== STORED DATA ==
## begin

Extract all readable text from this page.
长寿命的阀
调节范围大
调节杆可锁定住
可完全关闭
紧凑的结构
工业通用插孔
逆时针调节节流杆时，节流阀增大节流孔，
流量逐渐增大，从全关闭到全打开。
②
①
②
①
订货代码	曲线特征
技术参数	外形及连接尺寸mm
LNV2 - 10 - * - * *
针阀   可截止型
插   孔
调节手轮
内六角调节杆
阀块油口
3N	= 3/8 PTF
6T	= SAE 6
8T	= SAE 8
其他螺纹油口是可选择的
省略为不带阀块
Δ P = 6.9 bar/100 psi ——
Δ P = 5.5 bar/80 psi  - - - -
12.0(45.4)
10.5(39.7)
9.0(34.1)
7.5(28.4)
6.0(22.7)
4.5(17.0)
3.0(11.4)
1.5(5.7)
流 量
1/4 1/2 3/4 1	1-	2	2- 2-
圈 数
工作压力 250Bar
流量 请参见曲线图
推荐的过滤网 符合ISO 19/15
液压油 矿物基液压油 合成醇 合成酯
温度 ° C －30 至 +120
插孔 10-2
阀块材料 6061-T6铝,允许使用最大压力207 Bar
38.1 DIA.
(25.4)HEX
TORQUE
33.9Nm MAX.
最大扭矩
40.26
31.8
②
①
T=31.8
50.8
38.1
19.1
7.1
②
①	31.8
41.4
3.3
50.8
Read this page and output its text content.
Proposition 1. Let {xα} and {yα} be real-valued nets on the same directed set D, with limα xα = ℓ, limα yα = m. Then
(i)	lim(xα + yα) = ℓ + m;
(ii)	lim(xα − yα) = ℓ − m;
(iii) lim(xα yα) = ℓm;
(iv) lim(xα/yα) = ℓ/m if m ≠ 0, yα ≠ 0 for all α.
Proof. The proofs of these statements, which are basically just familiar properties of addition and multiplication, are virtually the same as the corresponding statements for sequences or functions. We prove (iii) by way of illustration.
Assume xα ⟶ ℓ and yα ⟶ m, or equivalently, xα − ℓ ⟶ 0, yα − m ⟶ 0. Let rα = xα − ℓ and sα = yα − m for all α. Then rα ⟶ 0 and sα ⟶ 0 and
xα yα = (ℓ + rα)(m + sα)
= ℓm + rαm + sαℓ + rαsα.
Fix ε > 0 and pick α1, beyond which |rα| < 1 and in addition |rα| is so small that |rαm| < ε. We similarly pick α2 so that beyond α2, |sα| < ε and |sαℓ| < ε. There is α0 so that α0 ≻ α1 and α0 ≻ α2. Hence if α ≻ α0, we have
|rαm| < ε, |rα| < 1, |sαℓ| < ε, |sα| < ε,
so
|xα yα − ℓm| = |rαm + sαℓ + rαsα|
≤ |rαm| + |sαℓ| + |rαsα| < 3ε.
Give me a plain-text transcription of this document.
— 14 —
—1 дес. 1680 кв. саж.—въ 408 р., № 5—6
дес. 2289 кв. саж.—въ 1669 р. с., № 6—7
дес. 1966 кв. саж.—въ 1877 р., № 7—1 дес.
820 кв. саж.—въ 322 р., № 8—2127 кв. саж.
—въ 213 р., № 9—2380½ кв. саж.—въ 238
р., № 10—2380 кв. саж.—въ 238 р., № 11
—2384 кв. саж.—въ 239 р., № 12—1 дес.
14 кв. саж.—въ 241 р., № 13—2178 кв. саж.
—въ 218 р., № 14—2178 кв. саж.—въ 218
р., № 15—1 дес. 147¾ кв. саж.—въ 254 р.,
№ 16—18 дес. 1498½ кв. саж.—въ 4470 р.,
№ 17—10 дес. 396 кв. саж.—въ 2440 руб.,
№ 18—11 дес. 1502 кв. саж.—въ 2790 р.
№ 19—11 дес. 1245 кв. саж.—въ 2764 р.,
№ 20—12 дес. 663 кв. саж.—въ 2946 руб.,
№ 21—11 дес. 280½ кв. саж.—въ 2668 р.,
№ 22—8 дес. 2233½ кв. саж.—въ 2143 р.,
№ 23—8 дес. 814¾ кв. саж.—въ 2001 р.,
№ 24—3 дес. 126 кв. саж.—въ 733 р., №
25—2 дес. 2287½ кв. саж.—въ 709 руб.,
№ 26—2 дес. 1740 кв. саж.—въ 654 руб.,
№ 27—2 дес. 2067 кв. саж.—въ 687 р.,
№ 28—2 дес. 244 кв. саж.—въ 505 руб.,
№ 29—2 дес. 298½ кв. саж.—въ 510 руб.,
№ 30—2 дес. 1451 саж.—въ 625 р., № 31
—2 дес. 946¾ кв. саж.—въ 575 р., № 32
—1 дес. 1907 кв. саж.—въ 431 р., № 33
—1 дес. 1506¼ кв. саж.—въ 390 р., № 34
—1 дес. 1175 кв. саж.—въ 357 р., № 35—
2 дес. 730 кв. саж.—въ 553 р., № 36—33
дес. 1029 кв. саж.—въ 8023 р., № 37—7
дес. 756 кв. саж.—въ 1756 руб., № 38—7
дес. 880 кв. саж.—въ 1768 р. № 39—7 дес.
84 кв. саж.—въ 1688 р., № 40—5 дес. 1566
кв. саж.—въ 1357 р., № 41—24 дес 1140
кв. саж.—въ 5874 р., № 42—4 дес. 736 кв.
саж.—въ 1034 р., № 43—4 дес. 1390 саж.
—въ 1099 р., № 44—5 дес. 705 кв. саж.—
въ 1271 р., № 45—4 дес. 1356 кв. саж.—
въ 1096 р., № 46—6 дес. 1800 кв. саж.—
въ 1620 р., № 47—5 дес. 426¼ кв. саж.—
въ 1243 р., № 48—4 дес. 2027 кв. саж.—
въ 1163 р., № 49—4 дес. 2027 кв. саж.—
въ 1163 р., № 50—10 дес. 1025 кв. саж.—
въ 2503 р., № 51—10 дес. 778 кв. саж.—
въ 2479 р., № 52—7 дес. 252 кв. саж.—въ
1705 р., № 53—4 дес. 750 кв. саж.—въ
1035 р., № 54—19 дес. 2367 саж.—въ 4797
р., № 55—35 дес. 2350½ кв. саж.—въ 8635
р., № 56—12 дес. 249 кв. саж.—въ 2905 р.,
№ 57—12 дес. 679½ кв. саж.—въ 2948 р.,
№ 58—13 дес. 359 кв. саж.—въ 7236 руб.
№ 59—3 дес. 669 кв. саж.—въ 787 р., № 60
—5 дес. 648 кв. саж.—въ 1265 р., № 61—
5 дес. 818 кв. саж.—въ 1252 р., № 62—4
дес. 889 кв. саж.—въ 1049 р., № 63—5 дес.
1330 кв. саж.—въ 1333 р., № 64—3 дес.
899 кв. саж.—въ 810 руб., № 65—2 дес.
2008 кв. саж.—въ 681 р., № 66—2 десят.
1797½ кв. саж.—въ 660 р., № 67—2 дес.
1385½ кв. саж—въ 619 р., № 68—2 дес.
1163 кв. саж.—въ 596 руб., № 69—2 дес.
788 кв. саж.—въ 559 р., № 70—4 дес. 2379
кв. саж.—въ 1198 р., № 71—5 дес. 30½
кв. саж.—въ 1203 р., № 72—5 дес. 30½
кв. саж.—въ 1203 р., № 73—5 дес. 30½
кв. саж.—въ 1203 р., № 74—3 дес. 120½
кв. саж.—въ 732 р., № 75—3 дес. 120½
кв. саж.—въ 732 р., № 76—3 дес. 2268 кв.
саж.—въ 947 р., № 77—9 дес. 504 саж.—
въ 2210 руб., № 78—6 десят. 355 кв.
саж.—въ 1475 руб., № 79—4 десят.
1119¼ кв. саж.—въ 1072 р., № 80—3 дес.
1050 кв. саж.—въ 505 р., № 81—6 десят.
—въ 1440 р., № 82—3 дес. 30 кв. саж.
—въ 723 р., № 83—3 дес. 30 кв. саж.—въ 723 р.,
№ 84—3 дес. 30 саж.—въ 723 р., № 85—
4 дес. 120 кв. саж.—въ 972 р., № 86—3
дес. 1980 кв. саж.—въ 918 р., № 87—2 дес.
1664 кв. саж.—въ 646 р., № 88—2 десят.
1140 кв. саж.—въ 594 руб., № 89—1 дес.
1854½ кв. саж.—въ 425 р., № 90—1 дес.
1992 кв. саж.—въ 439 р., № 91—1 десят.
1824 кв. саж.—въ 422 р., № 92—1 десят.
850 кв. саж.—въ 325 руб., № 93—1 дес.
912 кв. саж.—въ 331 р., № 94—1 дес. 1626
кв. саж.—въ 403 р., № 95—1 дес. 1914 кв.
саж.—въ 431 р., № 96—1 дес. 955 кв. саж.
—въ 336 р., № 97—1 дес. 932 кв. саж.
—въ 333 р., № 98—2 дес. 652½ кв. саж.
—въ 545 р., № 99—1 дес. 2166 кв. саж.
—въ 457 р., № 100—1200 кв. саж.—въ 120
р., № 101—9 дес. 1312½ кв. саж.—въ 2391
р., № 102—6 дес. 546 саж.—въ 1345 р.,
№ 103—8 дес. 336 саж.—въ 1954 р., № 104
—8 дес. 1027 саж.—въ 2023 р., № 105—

## end

== GOAL OF THE EXERCISE ==
Search the data for the string "Then". List each line that has it.

== OUTPUT OF THE TASK ==
Proposition 1. Let {xα} and {yα} be real-valued nets on the same directed set D, with limα xα = ℓ, limα yα = m. Then
Assume xα ⟶ ℓ and yα ⟶ m, or equivalently, xα − ℓ ⟶ 0, yα − m ⟶ 0. Let rα = xα − ℓ and sα = yα − m for all α. Then rα ⟶ 0 and sα ⟶ 0 and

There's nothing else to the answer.